_Problem to solve_
Identify all lines of the data containing the string "Time" and copy them.

──────── Provided entries ────────

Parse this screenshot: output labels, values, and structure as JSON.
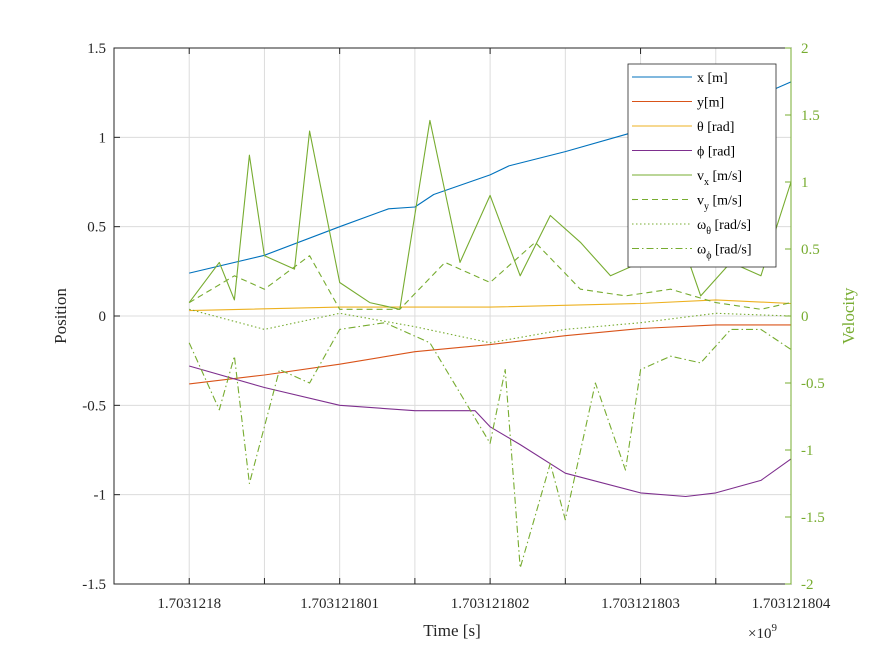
{
  "chart_data": {
    "type": "line",
    "xlabel": "Time [s]",
    "x_exponent_label": "×10",
    "x_exponent_power": "9",
    "ylabel_left": "Position",
    "ylabel_right": "Velocity",
    "xlim": [
      1.7031217995,
      1.703121804
    ],
    "ylim_left": [
      -1.5,
      1.5
    ],
    "ylim_right": [
      -2,
      2
    ],
    "grid": true,
    "legend_position": "top-right",
    "colors": {
      "x": "#0072BD",
      "y": "#D95319",
      "theta": "#EDB120",
      "phi": "#7E2F8E",
      "velocity": "#77AC30",
      "right_axis": "#77AC30",
      "axis": "#262626",
      "grid": "#dcdcdc"
    },
    "x_ticks": [
      {
        "value": 1.7031218,
        "label": "1.7031218"
      },
      {
        "value": 1.703121801,
        "label": "1.703121801"
      },
      {
        "value": 1.703121802,
        "label": "1.703121802"
      },
      {
        "value": 1.703121803,
        "label": "1.703121803"
      },
      {
        "value": 1.703121804,
        "label": "1.703121804"
      }
    ],
    "y_left_ticks": [
      {
        "value": 1.5,
        "label": "1.5"
      },
      {
        "value": 1,
        "label": "1"
      },
      {
        "value": 0.5,
        "label": "0.5"
      },
      {
        "value": 0,
        "label": "0"
      },
      {
        "value": -0.5,
        "label": "-0.5"
      },
      {
        "value": -1,
        "label": "-1"
      },
      {
        "value": -1.5,
        "label": "-1.5"
      }
    ],
    "y_right_ticks": [
      {
        "value": 2,
        "label": "2"
      },
      {
        "value": 1.5,
        "label": "1.5"
      },
      {
        "value": 1,
        "label": "1"
      },
      {
        "value": 0.5,
        "label": "0.5"
      },
      {
        "value": 0,
        "label": "0"
      },
      {
        "value": -0.5,
        "label": "-0.5"
      },
      {
        "value": -1,
        "label": "-1"
      },
      {
        "value": -1.5,
        "label": "-1.5"
      },
      {
        "value": -2,
        "label": "-2"
      }
    ],
    "legend": [
      {
        "key": "x",
        "main": "x [m]",
        "sub": "",
        "tail": "",
        "dash": ""
      },
      {
        "key": "y",
        "main": "y[m]",
        "sub": "",
        "tail": "",
        "dash": ""
      },
      {
        "key": "theta",
        "main": "θ [rad]",
        "sub": "",
        "tail": "",
        "dash": ""
      },
      {
        "key": "phi",
        "main": "ϕ [rad]",
        "sub": "",
        "tail": "",
        "dash": ""
      },
      {
        "key": "vx",
        "main": "v",
        "sub": "x",
        "tail": " [m/s]",
        "dash": ""
      },
      {
        "key": "vy",
        "main": "v",
        "sub": "y",
        "tail": " [m/s]",
        "dash": "6,4"
      },
      {
        "key": "wtheta",
        "main": "ω",
        "sub": "θ",
        "tail": " [rad/s]",
        "dash": "1.5,2.5"
      },
      {
        "key": "wphi",
        "main": "ω",
        "sub": "ϕ",
        "tail": " [rad/s]",
        "dash": "7,3,1.5,3"
      }
    ],
    "series": [
      {
        "name": "x [m]",
        "key": "x",
        "axis": "left",
        "x": [
          1.7031218,
          1.7031218005,
          1.703121801,
          1.703121801325,
          1.7031218015,
          1.703121801625,
          1.703121802,
          1.703121802125,
          1.7031218025,
          1.703121803,
          1.7031218033,
          1.7031218035,
          1.7031218037,
          1.703121804
        ],
        "y": [
          0.24,
          0.34,
          0.5,
          0.6,
          0.61,
          0.68,
          0.79,
          0.84,
          0.92,
          1.04,
          1.05,
          1.15,
          1.2,
          1.31
        ]
      },
      {
        "name": "y[m]",
        "key": "y",
        "axis": "left",
        "x": [
          1.7031218,
          1.7031218005,
          1.703121801,
          1.7031218015,
          1.703121802,
          1.7031218025,
          1.703121803,
          1.7031218035,
          1.703121804
        ],
        "y": [
          -0.38,
          -0.33,
          -0.27,
          -0.2,
          -0.16,
          -0.11,
          -0.07,
          -0.05,
          -0.05
        ]
      },
      {
        "name": "θ [rad]",
        "key": "theta",
        "axis": "left",
        "x": [
          1.7031218,
          1.703121801,
          1.703121802,
          1.703121803,
          1.7031218035,
          1.703121804
        ],
        "y": [
          0.03,
          0.05,
          0.05,
          0.07,
          0.09,
          0.07
        ]
      },
      {
        "name": "ϕ [rad]",
        "key": "phi",
        "axis": "left",
        "x": [
          1.7031218,
          1.7031218005,
          1.703121801,
          1.7031218015,
          1.7031218019,
          1.703121802,
          1.7031218022,
          1.7031218025,
          1.703121803,
          1.7031218033,
          1.7031218035,
          1.7031218038,
          1.703121804
        ],
        "y": [
          -0.28,
          -0.4,
          -0.5,
          -0.53,
          -0.53,
          -0.62,
          -0.72,
          -0.88,
          -0.99,
          -1.01,
          -0.99,
          -0.92,
          -0.8
        ]
      },
      {
        "name": "v [m/s]",
        "key": "vx",
        "axis": "right",
        "x": [
          1.7031218,
          1.7031218002,
          1.7031218003,
          1.7031218004,
          1.7031218005,
          1.7031218007,
          1.7031218008,
          1.703121801,
          1.7031218012,
          1.7031218014,
          1.7031218016,
          1.7031218018,
          1.703121802,
          1.7031218022,
          1.7031218024,
          1.7031218026,
          1.7031218028,
          1.703121803,
          1.7031218032,
          1.7031218034,
          1.7031218036,
          1.7031218038,
          1.703121804
        ],
        "y": [
          0.1,
          0.4,
          0.12,
          1.2,
          0.45,
          0.35,
          1.38,
          0.25,
          0.1,
          0.05,
          1.46,
          0.4,
          0.9,
          0.3,
          0.75,
          0.55,
          0.3,
          0.4,
          0.8,
          0.15,
          0.4,
          0.3,
          1.0
        ]
      },
      {
        "name": "v [m/s]",
        "key": "vy",
        "axis": "right",
        "x": [
          1.7031218,
          1.7031218003,
          1.7031218005,
          1.7031218008,
          1.703121801,
          1.7031218014,
          1.7031218017,
          1.703121802,
          1.7031218023,
          1.7031218026,
          1.7031218029,
          1.7031218032,
          1.7031218035,
          1.7031218038,
          1.703121804
        ],
        "y": [
          0.1,
          0.3,
          0.2,
          0.45,
          0.05,
          0.05,
          0.4,
          0.25,
          0.55,
          0.2,
          0.15,
          0.2,
          0.1,
          0.05,
          0.1
        ]
      },
      {
        "name": "ω [rad/s]",
        "key": "wtheta",
        "axis": "right",
        "x": [
          1.7031218,
          1.7031218005,
          1.703121801,
          1.7031218015,
          1.703121802,
          1.7031218025,
          1.703121803,
          1.7031218035,
          1.703121804
        ],
        "y": [
          0.05,
          -0.1,
          0.02,
          -0.08,
          -0.2,
          -0.1,
          -0.05,
          0.02,
          0.0
        ]
      },
      {
        "name": "ω [rad/s]",
        "key": "wphi",
        "axis": "right",
        "x": [
          1.7031218,
          1.7031218002,
          1.7031218003,
          1.7031218004,
          1.7031218006,
          1.7031218008,
          1.703121801,
          1.7031218013,
          1.7031218016,
          1.703121802,
          1.7031218021,
          1.7031218022,
          1.7031218024,
          1.7031218025,
          1.7031218027,
          1.7031218029,
          1.703121803,
          1.7031218032,
          1.7031218034,
          1.7031218036,
          1.7031218038,
          1.703121804
        ],
        "y": [
          -0.2,
          -0.7,
          -0.3,
          -1.25,
          -0.4,
          -0.5,
          -0.1,
          -0.05,
          -0.2,
          -0.95,
          -0.4,
          -1.88,
          -1.1,
          -1.52,
          -0.5,
          -1.15,
          -0.4,
          -0.3,
          -0.35,
          -0.1,
          -0.1,
          -0.25
        ]
      }
    ]
  }
}
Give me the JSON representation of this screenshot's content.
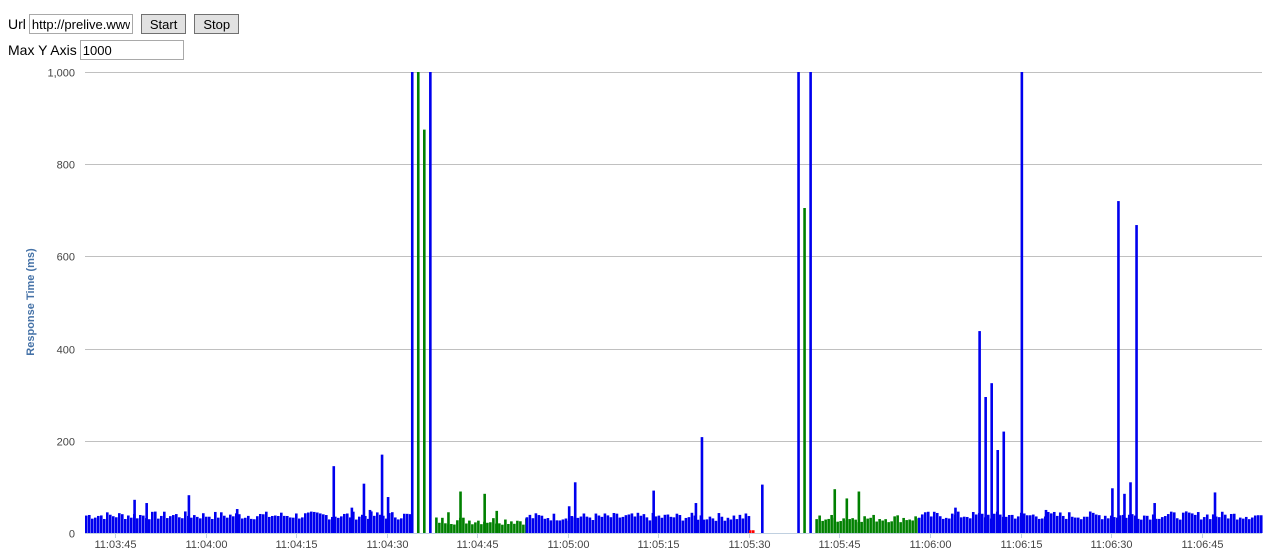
{
  "controls": {
    "url_label": "Url",
    "url_value": "http://prelive.www",
    "start_label": "Start",
    "stop_label": "Stop",
    "maxy_label": "Max Y Axis",
    "maxy_value": "1000"
  },
  "colors": {
    "series_blue": "#0000ee",
    "series_green": "#008000",
    "series_red": "#ff0000",
    "grid": "#c0c0c0",
    "axis_title": "#4572a7"
  },
  "chart_data": {
    "type": "bar",
    "ylabel": "Response Time (ms)",
    "ylim": [
      0,
      1000
    ],
    "yticks": [
      0,
      200,
      400,
      600,
      800,
      1000
    ],
    "ytick_labels": [
      "0",
      "200",
      "400",
      "600",
      "800",
      "1,000"
    ],
    "x_start": "11:03:40",
    "x_end": "11:06:55",
    "xticks": [
      "11:03:45",
      "11:04:00",
      "11:04:15",
      "11:04:30",
      "11:04:45",
      "11:05:00",
      "11:05:15",
      "11:05:30",
      "11:05:45",
      "11:06:00",
      "11:06:15",
      "11:06:30",
      "11:06:45"
    ],
    "grid": true,
    "legend": "none",
    "spikes": [
      {
        "t": "11:03:48",
        "value": 72,
        "series": "blue"
      },
      {
        "t": "11:03:50",
        "value": 65,
        "series": "blue"
      },
      {
        "t": "11:03:57",
        "value": 82,
        "series": "blue"
      },
      {
        "t": "11:04:05",
        "value": 52,
        "series": "blue"
      },
      {
        "t": "11:04:21",
        "value": 145,
        "series": "blue"
      },
      {
        "t": "11:04:24",
        "value": 55,
        "series": "blue"
      },
      {
        "t": "11:04:26",
        "value": 107,
        "series": "blue"
      },
      {
        "t": "11:04:27",
        "value": 50,
        "series": "blue"
      },
      {
        "t": "11:04:29",
        "value": 170,
        "series": "blue"
      },
      {
        "t": "11:04:30",
        "value": 78,
        "series": "blue"
      },
      {
        "t": "11:04:34",
        "value": 1000,
        "series": "blue"
      },
      {
        "t": "11:04:35",
        "value": 1000,
        "series": "green"
      },
      {
        "t": "11:04:36",
        "value": 875,
        "series": "green"
      },
      {
        "t": "11:04:37",
        "value": 1000,
        "series": "blue"
      },
      {
        "t": "11:04:40",
        "value": 45,
        "series": "green"
      },
      {
        "t": "11:04:42",
        "value": 90,
        "series": "green"
      },
      {
        "t": "11:04:46",
        "value": 85,
        "series": "green"
      },
      {
        "t": "11:04:48",
        "value": 48,
        "series": "green"
      },
      {
        "t": "11:05:01",
        "value": 110,
        "series": "blue"
      },
      {
        "t": "11:05:00",
        "value": 58,
        "series": "blue"
      },
      {
        "t": "11:05:14",
        "value": 92,
        "series": "blue"
      },
      {
        "t": "11:05:21",
        "value": 65,
        "series": "blue"
      },
      {
        "t": "11:05:22",
        "value": 208,
        "series": "blue"
      },
      {
        "t": "11:05:32",
        "value": 105,
        "series": "blue"
      },
      {
        "t": "11:05:38",
        "value": 1000,
        "series": "blue"
      },
      {
        "t": "11:05:39",
        "value": 705,
        "series": "green"
      },
      {
        "t": "11:05:40",
        "value": 1000,
        "series": "blue"
      },
      {
        "t": "11:05:44",
        "value": 95,
        "series": "green"
      },
      {
        "t": "11:05:46",
        "value": 75,
        "series": "green"
      },
      {
        "t": "11:05:48",
        "value": 90,
        "series": "green"
      },
      {
        "t": "11:06:04",
        "value": 55,
        "series": "blue"
      },
      {
        "t": "11:06:08",
        "value": 438,
        "series": "blue"
      },
      {
        "t": "11:06:09",
        "value": 295,
        "series": "blue"
      },
      {
        "t": "11:06:10",
        "value": 325,
        "series": "blue"
      },
      {
        "t": "11:06:11",
        "value": 180,
        "series": "blue"
      },
      {
        "t": "11:06:12",
        "value": 220,
        "series": "blue"
      },
      {
        "t": "11:06:15",
        "value": 1000,
        "series": "blue"
      },
      {
        "t": "11:06:19",
        "value": 50,
        "series": "blue"
      },
      {
        "t": "11:06:30",
        "value": 97,
        "series": "blue"
      },
      {
        "t": "11:06:31",
        "value": 720,
        "series": "blue"
      },
      {
        "t": "11:06:32",
        "value": 85,
        "series": "blue"
      },
      {
        "t": "11:06:33",
        "value": 110,
        "series": "blue"
      },
      {
        "t": "11:06:34",
        "value": 668,
        "series": "blue"
      },
      {
        "t": "11:06:37",
        "value": 65,
        "series": "blue"
      },
      {
        "t": "11:06:47",
        "value": 88,
        "series": "blue"
      }
    ],
    "segments": [
      {
        "from": "11:03:40",
        "to": "11:04:34",
        "series": "blue",
        "base": 38
      },
      {
        "from": "11:04:38",
        "to": "11:04:53",
        "series": "green",
        "base": 27
      },
      {
        "from": "11:04:53",
        "to": "11:05:30",
        "series": "blue",
        "base": 35
      },
      {
        "from": "11:05:30",
        "to": "11:05:31",
        "series": "red",
        "base": 6
      },
      {
        "from": "11:05:41",
        "to": "11:05:58",
        "series": "green",
        "base": 32
      },
      {
        "from": "11:05:58",
        "to": "11:06:55",
        "series": "blue",
        "base": 38
      }
    ]
  }
}
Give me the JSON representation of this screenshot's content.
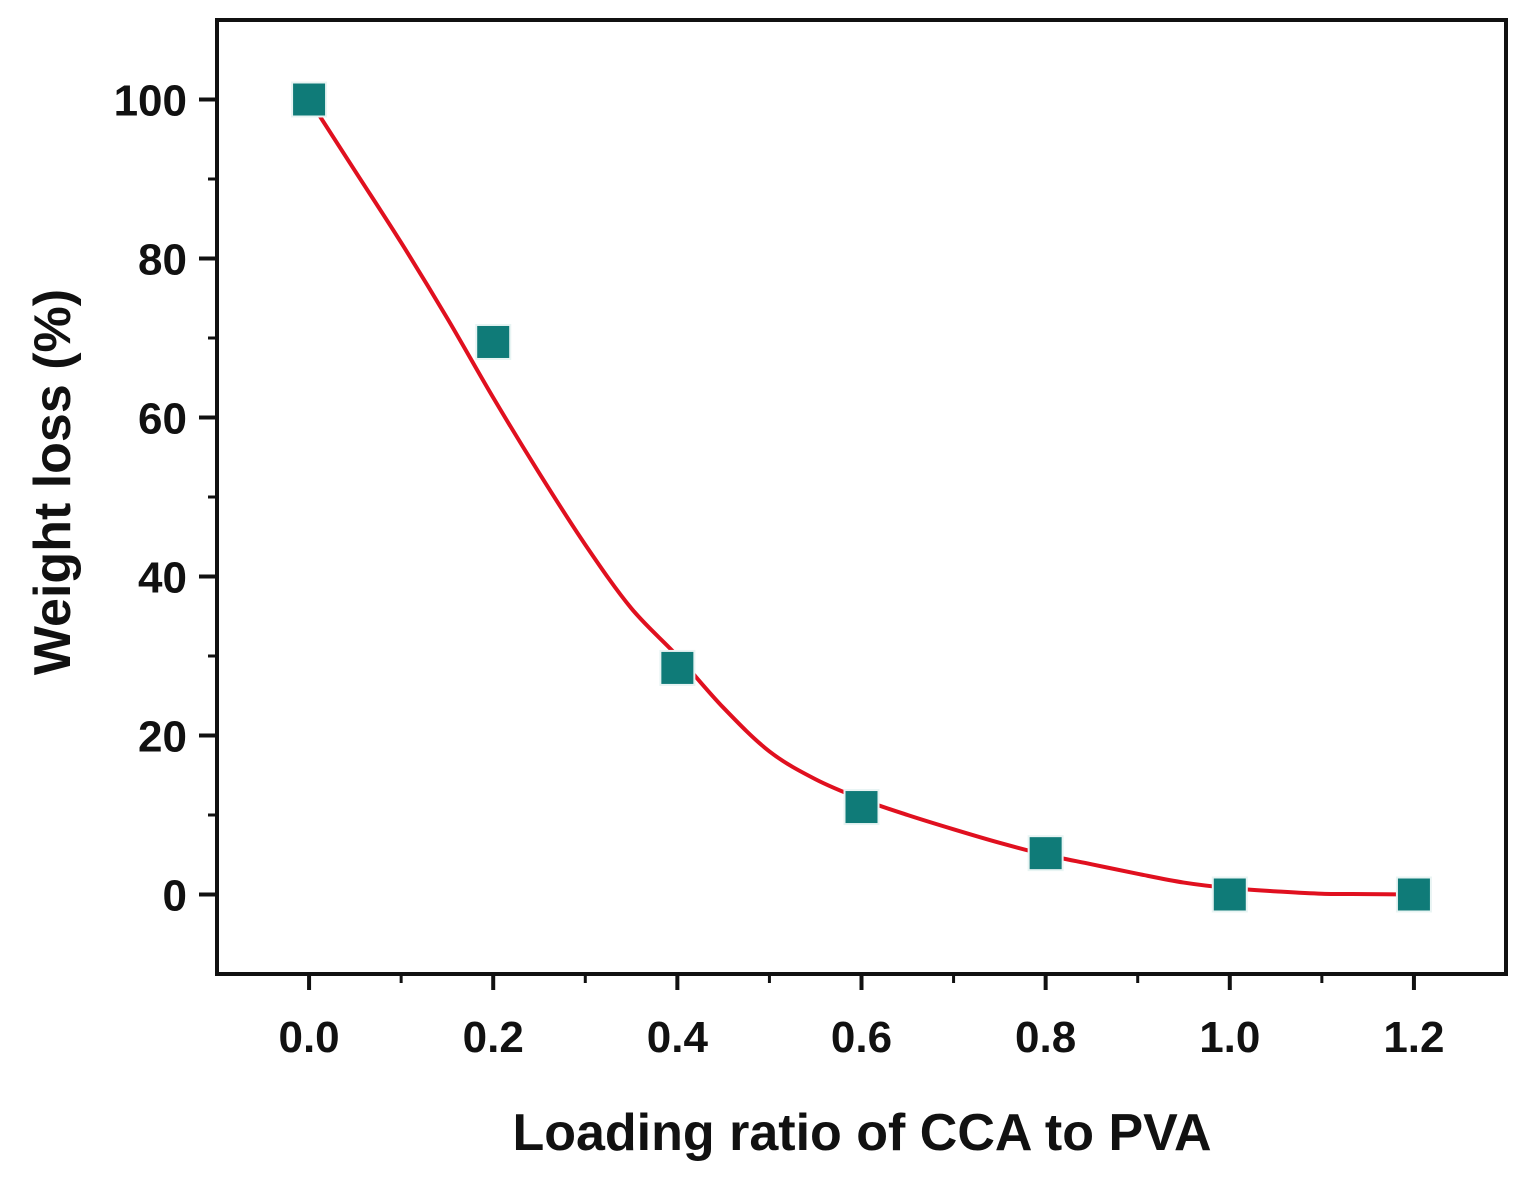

────────

_Complete response_
    "xlabel": "Time [s]",
    "ylabel": "Response Time (ms)",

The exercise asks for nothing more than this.